SHORT EXERCISE – Retype precisely the section of the data that starts at the line containing "What does this" and runs to its final line, ends included.

Saved entries
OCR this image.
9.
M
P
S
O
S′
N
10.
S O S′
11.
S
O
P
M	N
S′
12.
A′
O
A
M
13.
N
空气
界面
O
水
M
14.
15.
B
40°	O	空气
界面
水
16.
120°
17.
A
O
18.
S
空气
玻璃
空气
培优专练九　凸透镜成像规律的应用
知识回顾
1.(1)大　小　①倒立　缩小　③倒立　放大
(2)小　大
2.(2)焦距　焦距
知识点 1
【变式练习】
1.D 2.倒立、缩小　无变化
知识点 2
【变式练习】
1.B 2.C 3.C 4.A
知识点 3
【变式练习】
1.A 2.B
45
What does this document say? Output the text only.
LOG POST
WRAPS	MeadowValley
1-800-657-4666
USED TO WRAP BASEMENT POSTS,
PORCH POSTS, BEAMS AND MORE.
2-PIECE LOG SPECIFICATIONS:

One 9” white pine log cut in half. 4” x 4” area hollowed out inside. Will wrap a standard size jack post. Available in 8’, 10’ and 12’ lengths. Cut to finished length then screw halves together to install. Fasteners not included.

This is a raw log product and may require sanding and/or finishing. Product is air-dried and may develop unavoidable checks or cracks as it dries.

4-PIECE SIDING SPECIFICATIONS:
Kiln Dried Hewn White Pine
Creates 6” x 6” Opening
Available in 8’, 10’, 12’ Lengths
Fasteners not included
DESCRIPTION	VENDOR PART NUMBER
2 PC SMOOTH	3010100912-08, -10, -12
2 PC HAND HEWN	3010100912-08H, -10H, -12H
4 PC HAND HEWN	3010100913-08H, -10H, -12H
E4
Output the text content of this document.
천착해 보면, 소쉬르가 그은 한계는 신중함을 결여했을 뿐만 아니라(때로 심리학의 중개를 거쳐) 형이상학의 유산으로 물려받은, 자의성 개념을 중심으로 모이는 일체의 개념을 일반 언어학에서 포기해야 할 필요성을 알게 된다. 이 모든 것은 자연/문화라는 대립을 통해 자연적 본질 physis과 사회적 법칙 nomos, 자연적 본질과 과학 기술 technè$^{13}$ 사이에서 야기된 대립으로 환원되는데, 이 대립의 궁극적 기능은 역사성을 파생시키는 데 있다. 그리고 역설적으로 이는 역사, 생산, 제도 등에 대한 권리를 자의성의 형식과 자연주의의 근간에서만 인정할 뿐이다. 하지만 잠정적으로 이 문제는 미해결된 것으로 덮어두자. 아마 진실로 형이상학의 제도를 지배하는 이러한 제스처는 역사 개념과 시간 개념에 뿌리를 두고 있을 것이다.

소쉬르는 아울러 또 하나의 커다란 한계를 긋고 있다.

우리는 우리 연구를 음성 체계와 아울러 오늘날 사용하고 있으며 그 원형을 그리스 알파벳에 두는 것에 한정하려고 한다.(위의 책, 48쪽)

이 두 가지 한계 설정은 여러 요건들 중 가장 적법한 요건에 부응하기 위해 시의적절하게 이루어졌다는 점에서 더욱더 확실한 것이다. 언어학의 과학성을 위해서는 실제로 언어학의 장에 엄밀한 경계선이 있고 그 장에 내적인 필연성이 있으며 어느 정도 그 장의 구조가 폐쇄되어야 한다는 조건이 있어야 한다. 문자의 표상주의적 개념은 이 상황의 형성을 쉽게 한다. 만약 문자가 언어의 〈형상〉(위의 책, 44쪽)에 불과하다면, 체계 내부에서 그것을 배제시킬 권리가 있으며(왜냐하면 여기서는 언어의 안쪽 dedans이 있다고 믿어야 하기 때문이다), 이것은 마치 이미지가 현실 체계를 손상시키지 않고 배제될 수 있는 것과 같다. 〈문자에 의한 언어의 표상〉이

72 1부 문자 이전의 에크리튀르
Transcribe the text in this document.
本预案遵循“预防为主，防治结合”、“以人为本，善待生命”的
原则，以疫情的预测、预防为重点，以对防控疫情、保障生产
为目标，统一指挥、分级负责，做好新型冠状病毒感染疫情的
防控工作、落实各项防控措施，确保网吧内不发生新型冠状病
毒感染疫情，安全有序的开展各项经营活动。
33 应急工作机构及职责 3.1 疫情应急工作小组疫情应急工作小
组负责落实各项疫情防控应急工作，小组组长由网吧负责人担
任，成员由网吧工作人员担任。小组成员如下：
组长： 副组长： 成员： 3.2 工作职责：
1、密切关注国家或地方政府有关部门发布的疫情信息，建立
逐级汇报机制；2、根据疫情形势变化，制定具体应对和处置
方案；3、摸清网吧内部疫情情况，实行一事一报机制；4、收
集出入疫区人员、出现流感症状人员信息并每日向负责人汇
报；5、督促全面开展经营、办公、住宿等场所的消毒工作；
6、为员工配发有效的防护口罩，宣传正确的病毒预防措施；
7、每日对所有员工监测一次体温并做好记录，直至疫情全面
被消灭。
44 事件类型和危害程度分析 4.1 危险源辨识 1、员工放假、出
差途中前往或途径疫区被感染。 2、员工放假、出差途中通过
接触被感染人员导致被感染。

FINAL RESULT –
What does this document say? Output the text only.
LOG POST
WRAPS	MeadowValley
1-800-657-4666
USED TO WRAP BASEMENT POSTS,
PORCH POSTS, BEAMS AND MORE.
2-PIECE LOG SPECIFICATIONS:

One 9” white pine log cut in half. 4” x 4” area hollowed out inside. Will wrap a standard size jack post. Available in 8’, 10’ and 12’ lengths. Cut to finished length then screw halves together to install. Fasteners not included.

This is a raw log product and may require sanding and/or finishing. Product is air-dried and may develop unavoidable checks or cracks as it dries.

4-PIECE SIDING SPECIFICATIONS:
Kiln Dried Hewn White Pine
Creates 6” x 6” Opening
Available in 8’, 10’, 12’ Lengths
Fasteners not included
DESCRIPTION	VENDOR PART NUMBER
2 PC SMOOTH	3010100912-08, -10, -12
2 PC HAND HEWN	3010100912-08H, -10H, -12H
4 PC HAND HEWN	3010100913-08H, -10H, -12H
E4
Output the text content of this document.
천착해 보면, 소쉬르가 그은 한계는 신중함을 결여했을 뿐만 아니라(때로 심리학의 중개를 거쳐) 형이상학의 유산으로 물려받은, 자의성 개념을 중심으로 모이는 일체의 개념을 일반 언어학에서 포기해야 할 필요성을 알게 된다. 이 모든 것은 자연/문화라는 대립을 통해 자연적 본질 physis과 사회적 법칙 nomos, 자연적 본질과 과학 기술 technè$^{13}$ 사이에서 야기된 대립으로 환원되는데, 이 대립의 궁극적 기능은 역사성을 파생시키는 데 있다. 그리고 역설적으로 이는 역사, 생산, 제도 등에 대한 권리를 자의성의 형식과 자연주의의 근간에서만 인정할 뿐이다. 하지만 잠정적으로 이 문제는 미해결된 것으로 덮어두자. 아마 진실로 형이상학의 제도를 지배하는 이러한 제스처는 역사 개념과 시간 개념에 뿌리를 두고 있을 것이다.

소쉬르는 아울러 또 하나의 커다란 한계를 긋고 있다.

우리는 우리 연구를 음성 체계와 아울러 오늘날 사용하고 있으며 그 원형을 그리스 알파벳에 두는 것에 한정하려고 한다.(위의 책, 48쪽)

이 두 가지 한계 설정은 여러 요건들 중 가장 적법한 요건에 부응하기 위해 시의적절하게 이루어졌다는 점에서 더욱더 확실한 것이다. 언어학의 과학성을 위해서는 실제로 언어학의 장에 엄밀한 경계선이 있고 그 장에 내적인 필연성이 있으며 어느 정도 그 장의 구조가 폐쇄되어야 한다는 조건이 있어야 한다. 문자의 표상주의적 개념은 이 상황의 형성을 쉽게 한다. 만약 문자가 언어의 〈형상〉(위의 책, 44쪽)에 불과하다면, 체계 내부에서 그것을 배제시킬 권리가 있으며(왜냐하면 여기서는 언어의 안쪽 dedans이 있다고 믿어야 하기 때문이다), 이것은 마치 이미지가 현실 체계를 손상시키지 않고 배제될 수 있는 것과 같다. 〈문자에 의한 언어의 표상〉이

72 1부 문자 이전의 에크리튀르
Transcribe the text in this document.
本预案遵循“预防为主，防治结合”、“以人为本，善待生命”的
原则，以疫情的预测、预防为重点，以对防控疫情、保障生产
为目标，统一指挥、分级负责，做好新型冠状病毒感染疫情的
防控工作、落实各项防控措施，确保网吧内不发生新型冠状病
毒感染疫情，安全有序的开展各项经营活动。
33 应急工作机构及职责 3.1 疫情应急工作小组疫情应急工作小
组负责落实各项疫情防控应急工作，小组组长由网吧负责人担
任，成员由网吧工作人员担任。小组成员如下：
组长： 副组长： 成员： 3.2 工作职责：
1、密切关注国家或地方政府有关部门发布的疫情信息，建立
逐级汇报机制；2、根据疫情形势变化，制定具体应对和处置
方案；3、摸清网吧内部疫情情况，实行一事一报机制；4、收
集出入疫区人员、出现流感症状人员信息并每日向负责人汇
报；5、督促全面开展经营、办公、住宿等场所的消毒工作；
6、为员工配发有效的防护口罩，宣传正确的病毒预防措施；
7、每日对所有员工监测一次体温并做好记录，直至疫情全面
被消灭。
44 事件类型和危害程度分析 4.1 危险源辨识 1、员工放假、出
差途中前往或途径疫区被感染。 2、员工放假、出差途中通过
接触被感染人员导致被感染。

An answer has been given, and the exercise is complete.